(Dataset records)
══════════
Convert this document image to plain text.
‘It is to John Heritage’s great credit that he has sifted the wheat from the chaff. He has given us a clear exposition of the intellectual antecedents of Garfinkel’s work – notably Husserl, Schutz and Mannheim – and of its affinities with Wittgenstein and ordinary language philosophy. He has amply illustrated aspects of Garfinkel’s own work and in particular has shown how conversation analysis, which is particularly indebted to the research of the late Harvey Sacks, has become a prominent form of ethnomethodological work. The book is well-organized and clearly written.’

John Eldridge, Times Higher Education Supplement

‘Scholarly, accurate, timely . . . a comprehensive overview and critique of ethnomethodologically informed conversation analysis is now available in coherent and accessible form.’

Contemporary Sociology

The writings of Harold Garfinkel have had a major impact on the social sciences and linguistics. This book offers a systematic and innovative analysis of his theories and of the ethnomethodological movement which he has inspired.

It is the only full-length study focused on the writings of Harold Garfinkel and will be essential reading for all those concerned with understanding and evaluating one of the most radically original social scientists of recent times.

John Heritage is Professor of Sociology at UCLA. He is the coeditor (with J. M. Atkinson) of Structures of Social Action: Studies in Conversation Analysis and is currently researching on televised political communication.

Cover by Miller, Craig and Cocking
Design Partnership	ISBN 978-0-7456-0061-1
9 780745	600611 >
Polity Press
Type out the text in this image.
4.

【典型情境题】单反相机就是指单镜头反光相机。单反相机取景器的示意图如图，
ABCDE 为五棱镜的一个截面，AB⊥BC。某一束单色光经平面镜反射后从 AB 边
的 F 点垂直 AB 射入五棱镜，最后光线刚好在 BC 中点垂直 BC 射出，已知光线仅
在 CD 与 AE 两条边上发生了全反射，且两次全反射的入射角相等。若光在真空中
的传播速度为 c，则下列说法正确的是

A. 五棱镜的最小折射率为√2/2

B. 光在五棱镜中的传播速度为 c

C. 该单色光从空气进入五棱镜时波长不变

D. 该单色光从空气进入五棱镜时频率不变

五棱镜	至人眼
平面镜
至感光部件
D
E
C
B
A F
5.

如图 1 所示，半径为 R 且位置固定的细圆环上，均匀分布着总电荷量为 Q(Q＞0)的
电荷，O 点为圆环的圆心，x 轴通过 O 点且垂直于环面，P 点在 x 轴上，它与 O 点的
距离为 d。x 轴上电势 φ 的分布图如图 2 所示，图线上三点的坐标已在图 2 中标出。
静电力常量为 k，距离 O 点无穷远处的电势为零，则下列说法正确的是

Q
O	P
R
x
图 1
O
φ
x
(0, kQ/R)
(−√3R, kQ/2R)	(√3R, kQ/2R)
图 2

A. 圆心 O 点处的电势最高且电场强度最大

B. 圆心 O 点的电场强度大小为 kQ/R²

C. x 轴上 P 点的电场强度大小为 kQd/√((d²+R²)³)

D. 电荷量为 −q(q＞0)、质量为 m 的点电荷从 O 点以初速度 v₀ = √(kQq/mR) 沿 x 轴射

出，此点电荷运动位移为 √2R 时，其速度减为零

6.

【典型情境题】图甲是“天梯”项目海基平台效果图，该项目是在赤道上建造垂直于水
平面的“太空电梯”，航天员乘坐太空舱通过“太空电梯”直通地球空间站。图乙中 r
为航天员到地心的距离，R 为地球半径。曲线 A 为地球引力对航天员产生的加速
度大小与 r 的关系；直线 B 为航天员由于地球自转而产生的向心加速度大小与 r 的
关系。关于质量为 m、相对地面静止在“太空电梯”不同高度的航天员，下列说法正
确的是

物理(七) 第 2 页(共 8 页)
══════════
- [WHAT IS NEEDED]: From the records above, extract every entry verbatim.

- [CORRECT RESULT]:
Convert this document image to plain text.
‘It is to John Heritage’s great credit that he has sifted the wheat from the chaff. He has given us a clear exposition of the intellectual antecedents of Garfinkel’s work – notably Husserl, Schutz and Mannheim – and of its affinities with Wittgenstein and ordinary language philosophy. He has amply illustrated aspects of Garfinkel’s own work and in particular has shown how conversation analysis, which is particularly indebted to the research of the late Harvey Sacks, has become a prominent form of ethnomethodological work. The book is well-organized and clearly written.’

John Eldridge, Times Higher Education Supplement

‘Scholarly, accurate, timely . . . a comprehensive overview and critique of ethnomethodologically informed conversation analysis is now available in coherent and accessible form.’

Contemporary Sociology

The writings of Harold Garfinkel have had a major impact on the social sciences and linguistics. This book offers a systematic and innovative analysis of his theories and of the ethnomethodological movement which he has inspired.

It is the only full-length study focused on the writings of Harold Garfinkel and will be essential reading for all those concerned with understanding and evaluating one of the most radically original social scientists of recent times.

John Heritage is Professor of Sociology at UCLA. He is the coeditor (with J. M. Atkinson) of Structures of Social Action: Studies in Conversation Analysis and is currently researching on televised political communication.

Cover by Miller, Craig and Cocking
Design Partnership	ISBN 978-0-7456-0061-1
9 780745	600611 >
Polity Press
Type out the text in this image.
4.

【典型情境题】单反相机就是指单镜头反光相机。单反相机取景器的示意图如图，
ABCDE 为五棱镜的一个截面，AB⊥BC。某一束单色光经平面镜反射后从 AB 边
的 F 点垂直 AB 射入五棱镜，最后光线刚好在 BC 中点垂直 BC 射出，已知光线仅
在 CD 与 AE 两条边上发生了全反射，且两次全反射的入射角相等。若光在真空中
的传播速度为 c，则下列说法正确的是

A. 五棱镜的最小折射率为√2/2

B. 光在五棱镜中的传播速度为 c

C. 该单色光从空气进入五棱镜时波长不变

D. 该单色光从空气进入五棱镜时频率不变

五棱镜	至人眼
平面镜
至感光部件
D
E
C
B
A F
5.

如图 1 所示，半径为 R 且位置固定的细圆环上，均匀分布着总电荷量为 Q(Q＞0)的
电荷，O 点为圆环的圆心，x 轴通过 O 点且垂直于环面，P 点在 x 轴上，它与 O 点的
距离为 d。x 轴上电势 φ 的分布图如图 2 所示，图线上三点的坐标已在图 2 中标出。
静电力常量为 k，距离 O 点无穷远处的电势为零，则下列说法正确的是

Q
O	P
R
x
图 1
O
φ
x
(0, kQ/R)
(−√3R, kQ/2R)	(√3R, kQ/2R)
图 2

A. 圆心 O 点处的电势最高且电场强度最大

B. 圆心 O 点的电场强度大小为 kQ/R²

C. x 轴上 P 点的电场强度大小为 kQd/√((d²+R²)³)

D. 电荷量为 −q(q＞0)、质量为 m 的点电荷从 O 点以初速度 v₀ = √(kQq/mR) 沿 x 轴射

出，此点电荷运动位移为 √2R 时，其速度减为零

6.

【典型情境题】图甲是“天梯”项目海基平台效果图，该项目是在赤道上建造垂直于水
平面的“太空电梯”，航天员乘坐太空舱通过“太空电梯”直通地球空间站。图乙中 r
为航天员到地心的距离，R 为地球半径。曲线 A 为地球引力对航天员产生的加速
度大小与 r 的关系；直线 B 为航天员由于地球自转而产生的向心加速度大小与 r 的
关系。关于质量为 m、相对地面静止在“太空电梯”不同高度的航天员，下列说法正
确的是

物理(七) 第 2 页(共 8 页)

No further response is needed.